# GIVEN REQUEST
All of the data should be output character for character, except the pictures.

# RECORDS FOR THE TASK
----
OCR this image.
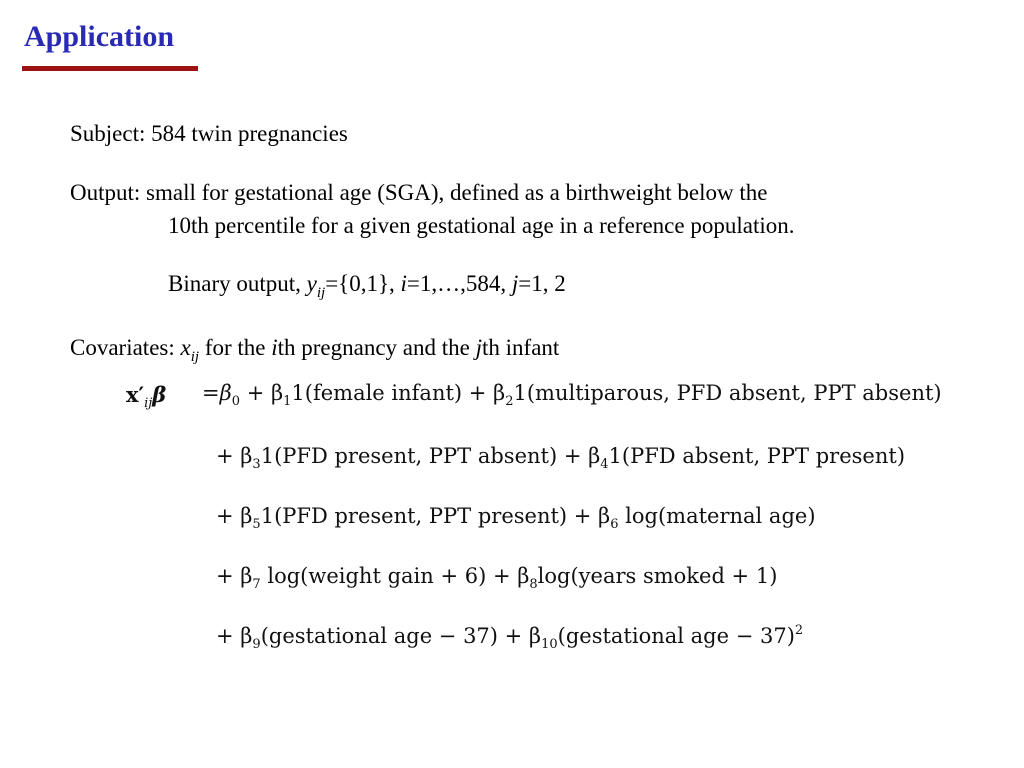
Application
Subject: 584 twin pregnancies
Output: small for gestational age (SGA), defined as a birthweight below the
10th percentile for a given gestational age in a reference population.
Binary output, $y_{ij}=\{0,1\}$, i=1,…,584, j=1, 2
Covariates: $x_{ij}$ for the ith pregnancy and the jth infant
$x'_{ij}\beta =\beta_0$ + $\beta_11(female$ infant) + $\beta_21(multiparous$, PFD absent, PPT absent)
+ $\beta_31(PFD$ present, PPT absent) + $\beta_41(PFD$ absent, PPT present)
+ $\beta_51(PFD$ present, PPT present) + $\beta_6$ log(maternal age)
+ $\beta_7$ log(weight gain + $6) + \beta_8\log(years$ smoked + 1)
+ $\beta_9(gestational$ age − $37) + \beta_{10}(gestational$ age − 37)$^2$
----
# SOLUTION FOR THIS PROBLEM
OCR this image.
Application
Subject: 584 twin pregnancies
Output: small for gestational age (SGA), defined as a birthweight below the
10th percentile for a given gestational age in a reference population.
Binary output, $y_{ij}=\{0,1\}$, i=1,…,584, j=1, 2
Covariates: $x_{ij}$ for the ith pregnancy and the jth infant
$x'_{ij}\beta =\beta_0$ + $\beta_11(female$ infant) + $\beta_21(multiparous$, PFD absent, PPT absent)
+ $\beta_31(PFD$ present, PPT absent) + $\beta_41(PFD$ absent, PPT present)
+ $\beta_51(PFD$ present, PPT present) + $\beta_6$ log(maternal age)
+ $\beta_7$ log(weight gain + $6) + \beta_8\log(years$ smoked + 1)
+ $\beta_9(gestational$ age − $37) + \beta_{10}(gestational$ age − 37)$^2$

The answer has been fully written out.